Listing ▸

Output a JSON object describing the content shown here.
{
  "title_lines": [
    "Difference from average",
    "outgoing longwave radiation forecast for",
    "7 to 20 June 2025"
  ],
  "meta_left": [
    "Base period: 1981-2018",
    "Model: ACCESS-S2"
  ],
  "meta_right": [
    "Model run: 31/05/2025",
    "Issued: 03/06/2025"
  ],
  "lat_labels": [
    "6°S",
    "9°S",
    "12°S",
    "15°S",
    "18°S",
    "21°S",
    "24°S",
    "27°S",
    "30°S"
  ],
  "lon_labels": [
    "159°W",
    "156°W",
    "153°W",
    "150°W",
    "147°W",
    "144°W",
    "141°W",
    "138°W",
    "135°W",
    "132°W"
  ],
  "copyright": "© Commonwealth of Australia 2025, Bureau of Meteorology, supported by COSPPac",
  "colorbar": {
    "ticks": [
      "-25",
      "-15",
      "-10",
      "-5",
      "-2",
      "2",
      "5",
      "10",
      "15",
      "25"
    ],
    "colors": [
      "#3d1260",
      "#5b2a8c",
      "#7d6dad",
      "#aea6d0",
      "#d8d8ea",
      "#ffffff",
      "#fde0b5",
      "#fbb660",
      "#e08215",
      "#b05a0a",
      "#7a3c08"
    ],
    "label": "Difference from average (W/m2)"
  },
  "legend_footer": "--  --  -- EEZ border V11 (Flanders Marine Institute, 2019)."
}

Objective ▸ Your task is to transcribe the material exactly.

In response ▸
Output a JSON object describing the content shown here.
{
  "title_lines": [
    "Difference from average",
    "outgoing longwave radiation forecast for",
    "7 to 20 June 2025"
  ],
  "meta_left": [
    "Base period: 1981-2018",
    "Model: ACCESS-S2"
  ],
  "meta_right": [
    "Model run: 31/05/2025",
    "Issued: 03/06/2025"
  ],
  "lat_labels": [
    "6°S",
    "9°S",
    "12°S",
    "15°S",
    "18°S",
    "21°S",
    "24°S",
    "27°S",
    "30°S"
  ],
  "lon_labels": [
    "159°W",
    "156°W",
    "153°W",
    "150°W",
    "147°W",
    "144°W",
    "141°W",
    "138°W",
    "135°W",
    "132°W"
  ],
  "copyright": "© Commonwealth of Australia 2025, Bureau of Meteorology, supported by COSPPac",
  "colorbar": {
    "ticks": [
      "-25",
      "-15",
      "-10",
      "-5",
      "-2",
      "2",
      "5",
      "10",
      "15",
      "25"
    ],
    "colors": [
      "#3d1260",
      "#5b2a8c",
      "#7d6dad",
      "#aea6d0",
      "#d8d8ea",
      "#ffffff",
      "#fde0b5",
      "#fbb660",
      "#e08215",
      "#b05a0a",
      "#7a3c08"
    ],
    "label": "Difference from average (W/m2)"
  },
  "legend_footer": "--  --  -- EEZ border V11 (Flanders Marine Institute, 2019)."
}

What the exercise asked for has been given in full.